%%

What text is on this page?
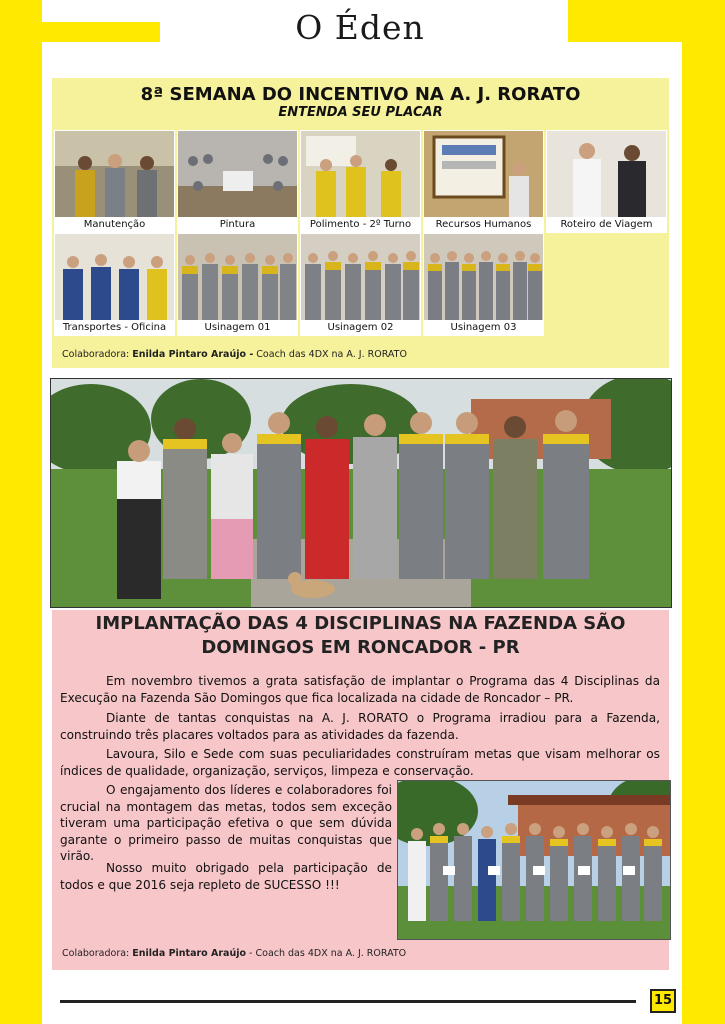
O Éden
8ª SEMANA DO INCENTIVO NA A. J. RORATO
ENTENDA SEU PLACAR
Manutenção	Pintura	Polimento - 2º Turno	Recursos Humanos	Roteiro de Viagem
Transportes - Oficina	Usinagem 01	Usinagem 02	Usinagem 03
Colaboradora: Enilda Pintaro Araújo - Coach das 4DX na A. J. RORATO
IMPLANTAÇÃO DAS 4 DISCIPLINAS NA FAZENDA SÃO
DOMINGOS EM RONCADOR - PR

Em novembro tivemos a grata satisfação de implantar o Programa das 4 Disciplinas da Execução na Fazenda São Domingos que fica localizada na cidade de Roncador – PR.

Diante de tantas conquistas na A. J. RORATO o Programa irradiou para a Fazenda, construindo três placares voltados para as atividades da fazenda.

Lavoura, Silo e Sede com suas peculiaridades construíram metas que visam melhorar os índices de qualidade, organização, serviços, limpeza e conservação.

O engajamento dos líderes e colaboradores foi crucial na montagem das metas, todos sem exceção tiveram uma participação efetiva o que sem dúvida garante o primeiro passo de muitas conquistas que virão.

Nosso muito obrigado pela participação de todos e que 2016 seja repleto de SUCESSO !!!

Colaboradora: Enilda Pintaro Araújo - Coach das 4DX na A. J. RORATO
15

%%

• **PROBLEM REQUIREMENTS**: Show every line of the records above that contains the word "RORATO".

• **WRITTEN SOLUTION**:
8ª SEMANA DO INCENTIVO NA A. J. RORATO
Colaboradora: Enilda Pintaro Araújo - Coach das 4DX na A. J. RORATO
Diante de tantas conquistas na A. J. RORATO o Programa irradiou para a Fazenda, construindo três placares voltados para as atividades da fazenda.
Colaboradora: Enilda Pintaro Araújo - Coach das 4DX na A. J. RORATO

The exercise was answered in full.